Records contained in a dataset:

* * * *

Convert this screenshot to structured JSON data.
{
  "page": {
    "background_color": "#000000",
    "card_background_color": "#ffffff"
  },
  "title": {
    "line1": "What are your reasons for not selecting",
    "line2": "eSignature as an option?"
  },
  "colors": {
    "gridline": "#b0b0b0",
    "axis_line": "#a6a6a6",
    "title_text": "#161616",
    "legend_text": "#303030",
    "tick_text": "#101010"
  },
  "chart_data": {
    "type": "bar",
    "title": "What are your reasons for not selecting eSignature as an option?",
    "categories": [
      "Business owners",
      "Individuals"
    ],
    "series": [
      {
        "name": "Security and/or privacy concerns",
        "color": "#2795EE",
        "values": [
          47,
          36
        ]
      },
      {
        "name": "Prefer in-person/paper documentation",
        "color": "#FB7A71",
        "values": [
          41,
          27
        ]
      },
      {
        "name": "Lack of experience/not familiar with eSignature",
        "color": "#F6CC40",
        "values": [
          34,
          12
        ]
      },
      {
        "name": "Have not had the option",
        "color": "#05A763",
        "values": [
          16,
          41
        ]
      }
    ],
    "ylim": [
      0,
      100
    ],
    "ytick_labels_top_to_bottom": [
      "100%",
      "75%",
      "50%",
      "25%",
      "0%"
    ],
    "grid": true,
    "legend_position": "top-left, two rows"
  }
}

* * * *

Set down the material above again, word for word.

Convert this screenshot to structured JSON data.
{
  "page": {
    "background_color": "#000000",
    "card_background_color": "#ffffff"
  },
  "title": {
    "line1": "What are your reasons for not selecting",
    "line2": "eSignature as an option?"
  },
  "colors": {
    "gridline": "#b0b0b0",
    "axis_line": "#a6a6a6",
    "title_text": "#161616",
    "legend_text": "#303030",
    "tick_text": "#101010"
  },
  "chart_data": {
    "type": "bar",
    "title": "What are your reasons for not selecting eSignature as an option?",
    "categories": [
      "Business owners",
      "Individuals"
    ],
    "series": [
      {
        "name": "Security and/or privacy concerns",
        "color": "#2795EE",
        "values": [
          47,
          36
        ]
      },
      {
        "name": "Prefer in-person/paper documentation",
        "color": "#FB7A71",
        "values": [
          41,
          27
        ]
      },
      {
        "name": "Lack of experience/not familiar with eSignature",
        "color": "#F6CC40",
        "values": [
          34,
          12
        ]
      },
      {
        "name": "Have not had the option",
        "color": "#05A763",
        "values": [
          16,
          41
        ]
      }
    ],
    "ylim": [
      0,
      100
    ],
    "ytick_labels_top_to_bottom": [
      "100%",
      "75%",
      "50%",
      "25%",
      "0%"
    ],
    "grid": true,
    "legend_position": "top-left, two rows"
  }
}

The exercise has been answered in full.